### The input
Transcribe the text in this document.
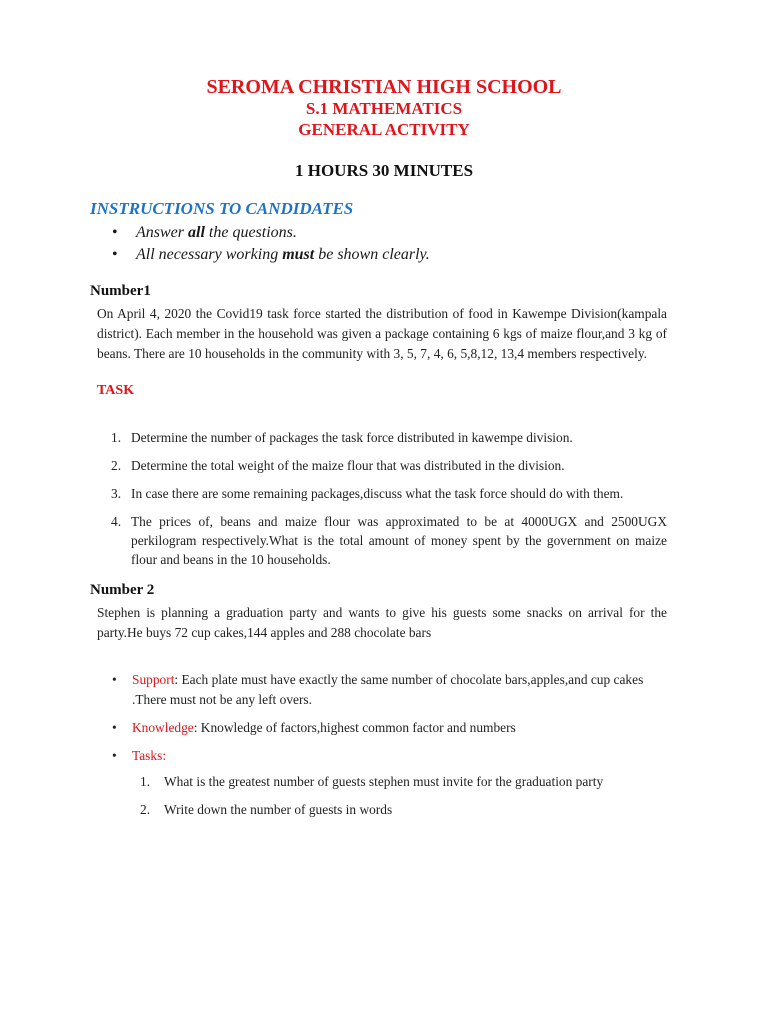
SEROMA CHRISTIAN HIGH SCHOOL
S.1 MATHEMATICS
GENERAL ACTIVITY
1 HOURS 30 MINUTES
INSTRUCTIONS TO CANDIDATES
• Answer all the questions.
• All necessary working must be shown clearly.
Number1
On April 4, 2020 the Covid19 task force started the distribution of food in Kawempe Division(kampala district). Each member in the household was given a package containing 6 kgs of maize flour,and 3 kg of beans. There are 10 households in the community with 3, 5, 7, 4, 6, 5,8,12, 13,4 members respectively.
TASK
1. Determine the number of packages the task force distributed in kawempe division.
2. Determine the total weight of the maize flour that was distributed in the division.
3. In case there are some remaining packages,discuss what the task force should do with them.
4. The prices of, beans and maize flour was approximated to be at 4000UGX and 2500UGX perkilogram respectively.What is the total amount of money spent by the government on maize flour and beans in the 10 households.
Number 2
Stephen is planning a graduation party and wants to give his guests some snacks on arrival for the party.He buys 72 cup cakes,144 apples and 288 chocolate bars
• Support: Each plate must have exactly the same number of chocolate bars,apples,and cup cakes .There must not be any left overs.
• Knowledge: Knowledge of factors,highest common factor and numbers
• Tasks:
1. What is the greatest number of guests stephen must invite for the graduation party
2. Write down the number of guests in words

### Aim
Extract all the data above exactly, excluding every picture.

### The solution
Transcribe the text in this document.
SEROMA CHRISTIAN HIGH SCHOOL
S.1 MATHEMATICS
GENERAL ACTIVITY
1 HOURS 30 MINUTES
INSTRUCTIONS TO CANDIDATES
• Answer all the questions.
• All necessary working must be shown clearly.
Number1
On April 4, 2020 the Covid19 task force started the distribution of food in Kawempe Division(kampala district). Each member in the household was given a package containing 6 kgs of maize flour,and 3 kg of beans. There are 10 households in the community with 3, 5, 7, 4, 6, 5,8,12, 13,4 members respectively.
TASK
1. Determine the number of packages the task force distributed in kawempe division.
2. Determine the total weight of the maize flour that was distributed in the division.
3. In case there are some remaining packages,discuss what the task force should do with them.
4. The prices of, beans and maize flour was approximated to be at 4000UGX and 2500UGX perkilogram respectively.What is the total amount of money spent by the government on maize flour and beans in the 10 households.
Number 2
Stephen is planning a graduation party and wants to give his guests some snacks on arrival for the party.He buys 72 cup cakes,144 apples and 288 chocolate bars
• Support: Each plate must have exactly the same number of chocolate bars,apples,and cup cakes .There must not be any left overs.
• Knowledge: Knowledge of factors,highest common factor and numbers
• Tasks:
1. What is the greatest number of guests stephen must invite for the graduation party
2. Write down the number of guests in words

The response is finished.